Find every line in the records below that holds the word "label" and copy it.

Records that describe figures
★ ★ ★

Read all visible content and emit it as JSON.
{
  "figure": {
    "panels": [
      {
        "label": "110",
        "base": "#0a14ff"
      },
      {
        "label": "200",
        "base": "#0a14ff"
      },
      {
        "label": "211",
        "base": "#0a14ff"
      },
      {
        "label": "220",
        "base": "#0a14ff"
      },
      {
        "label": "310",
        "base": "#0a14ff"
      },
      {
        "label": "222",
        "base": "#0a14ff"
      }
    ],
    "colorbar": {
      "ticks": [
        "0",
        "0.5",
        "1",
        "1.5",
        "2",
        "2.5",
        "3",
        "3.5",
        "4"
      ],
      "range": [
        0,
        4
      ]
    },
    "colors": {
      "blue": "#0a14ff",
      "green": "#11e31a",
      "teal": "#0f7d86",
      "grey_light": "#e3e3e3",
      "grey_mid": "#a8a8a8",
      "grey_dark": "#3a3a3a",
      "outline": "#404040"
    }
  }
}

★ ★ ★

→ **Answer for this exercise**
        "label": "110",
        "label": "200",
        "label": "211",
        "label": "220",
        "label": "310",
        "label": "222",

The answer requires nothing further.